> WORK TO BE COMPLETED
Will you transcribe the entries that follow, exactly and in full?

== SOURCE MATERIAL

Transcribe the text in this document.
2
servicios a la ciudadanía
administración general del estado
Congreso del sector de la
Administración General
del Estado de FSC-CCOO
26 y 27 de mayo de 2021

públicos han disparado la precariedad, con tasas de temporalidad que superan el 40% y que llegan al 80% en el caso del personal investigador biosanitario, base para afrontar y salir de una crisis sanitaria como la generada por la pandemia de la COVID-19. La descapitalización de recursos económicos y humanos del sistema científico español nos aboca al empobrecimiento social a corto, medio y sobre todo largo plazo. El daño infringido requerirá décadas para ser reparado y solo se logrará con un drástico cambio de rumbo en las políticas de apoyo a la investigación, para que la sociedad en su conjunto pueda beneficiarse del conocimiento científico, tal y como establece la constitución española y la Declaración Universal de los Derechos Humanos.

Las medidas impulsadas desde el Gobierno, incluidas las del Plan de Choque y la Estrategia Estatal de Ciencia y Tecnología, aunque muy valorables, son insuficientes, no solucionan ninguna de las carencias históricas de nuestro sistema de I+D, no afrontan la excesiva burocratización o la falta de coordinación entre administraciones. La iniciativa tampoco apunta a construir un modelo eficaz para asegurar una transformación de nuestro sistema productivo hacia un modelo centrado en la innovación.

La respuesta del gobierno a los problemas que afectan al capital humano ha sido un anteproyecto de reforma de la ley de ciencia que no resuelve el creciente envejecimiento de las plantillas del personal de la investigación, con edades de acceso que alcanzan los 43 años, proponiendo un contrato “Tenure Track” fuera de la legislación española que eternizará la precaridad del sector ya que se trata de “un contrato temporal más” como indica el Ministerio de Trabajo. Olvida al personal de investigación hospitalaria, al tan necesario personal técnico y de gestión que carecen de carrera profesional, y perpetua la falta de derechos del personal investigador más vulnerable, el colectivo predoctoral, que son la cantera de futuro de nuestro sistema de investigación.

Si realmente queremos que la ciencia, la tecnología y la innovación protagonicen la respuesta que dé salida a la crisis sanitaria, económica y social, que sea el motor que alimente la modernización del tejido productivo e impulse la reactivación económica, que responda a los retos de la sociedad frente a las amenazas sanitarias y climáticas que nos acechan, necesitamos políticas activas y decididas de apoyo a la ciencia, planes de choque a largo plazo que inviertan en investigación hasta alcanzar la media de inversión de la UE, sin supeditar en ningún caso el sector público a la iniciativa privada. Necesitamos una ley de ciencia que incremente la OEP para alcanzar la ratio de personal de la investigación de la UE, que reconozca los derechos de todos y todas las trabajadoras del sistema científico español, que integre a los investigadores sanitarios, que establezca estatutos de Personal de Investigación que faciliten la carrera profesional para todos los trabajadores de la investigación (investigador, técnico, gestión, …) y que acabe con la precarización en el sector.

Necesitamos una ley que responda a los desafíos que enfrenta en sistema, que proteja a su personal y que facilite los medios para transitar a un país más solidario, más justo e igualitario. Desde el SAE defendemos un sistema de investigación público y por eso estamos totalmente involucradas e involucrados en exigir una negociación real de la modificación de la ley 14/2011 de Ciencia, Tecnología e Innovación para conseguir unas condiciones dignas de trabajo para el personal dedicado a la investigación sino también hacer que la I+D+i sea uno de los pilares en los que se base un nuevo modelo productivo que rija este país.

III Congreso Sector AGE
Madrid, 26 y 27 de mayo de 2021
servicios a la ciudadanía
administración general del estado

====

> FINISHED EXERCISE
Transcribe the text in this document.
2
servicios a la ciudadanía
administración general del estado
Congreso del sector de la
Administración General
del Estado de FSC-CCOO
26 y 27 de mayo de 2021

públicos han disparado la precariedad, con tasas de temporalidad que superan el 40% y que llegan al 80% en el caso del personal investigador biosanitario, base para afrontar y salir de una crisis sanitaria como la generada por la pandemia de la COVID-19. La descapitalización de recursos económicos y humanos del sistema científico español nos aboca al empobrecimiento social a corto, medio y sobre todo largo plazo. El daño infringido requerirá décadas para ser reparado y solo se logrará con un drástico cambio de rumbo en las políticas de apoyo a la investigación, para que la sociedad en su conjunto pueda beneficiarse del conocimiento científico, tal y como establece la constitución española y la Declaración Universal de los Derechos Humanos.

Las medidas impulsadas desde el Gobierno, incluidas las del Plan de Choque y la Estrategia Estatal de Ciencia y Tecnología, aunque muy valorables, son insuficientes, no solucionan ninguna de las carencias históricas de nuestro sistema de I+D, no afrontan la excesiva burocratización o la falta de coordinación entre administraciones. La iniciativa tampoco apunta a construir un modelo eficaz para asegurar una transformación de nuestro sistema productivo hacia un modelo centrado en la innovación.

La respuesta del gobierno a los problemas que afectan al capital humano ha sido un anteproyecto de reforma de la ley de ciencia que no resuelve el creciente envejecimiento de las plantillas del personal de la investigación, con edades de acceso que alcanzan los 43 años, proponiendo un contrato “Tenure Track” fuera de la legislación española que eternizará la precaridad del sector ya que se trata de “un contrato temporal más” como indica el Ministerio de Trabajo. Olvida al personal de investigación hospitalaria, al tan necesario personal técnico y de gestión que carecen de carrera profesional, y perpetua la falta de derechos del personal investigador más vulnerable, el colectivo predoctoral, que son la cantera de futuro de nuestro sistema de investigación.

Si realmente queremos que la ciencia, la tecnología y la innovación protagonicen la respuesta que dé salida a la crisis sanitaria, económica y social, que sea el motor que alimente la modernización del tejido productivo e impulse la reactivación económica, que responda a los retos de la sociedad frente a las amenazas sanitarias y climáticas que nos acechan, necesitamos políticas activas y decididas de apoyo a la ciencia, planes de choque a largo plazo que inviertan en investigación hasta alcanzar la media de inversión de la UE, sin supeditar en ningún caso el sector público a la iniciativa privada. Necesitamos una ley de ciencia que incremente la OEP para alcanzar la ratio de personal de la investigación de la UE, que reconozca los derechos de todos y todas las trabajadoras del sistema científico español, que integre a los investigadores sanitarios, que establezca estatutos de Personal de Investigación que faciliten la carrera profesional para todos los trabajadores de la investigación (investigador, técnico, gestión, …) y que acabe con la precarización en el sector.

Necesitamos una ley que responda a los desafíos que enfrenta en sistema, que proteja a su personal y que facilite los medios para transitar a un país más solidario, más justo e igualitario. Desde el SAE defendemos un sistema de investigación público y por eso estamos totalmente involucradas e involucrados en exigir una negociación real de la modificación de la ley 14/2011 de Ciencia, Tecnología e Innovación para conseguir unas condiciones dignas de trabajo para el personal dedicado a la investigación sino también hacer que la I+D+i sea uno de los pilares en los que se base un nuevo modelo productivo que rija este país.

III Congreso Sector AGE
Madrid, 26 y 27 de mayo de 2021
servicios a la ciudadanía
administración general del estado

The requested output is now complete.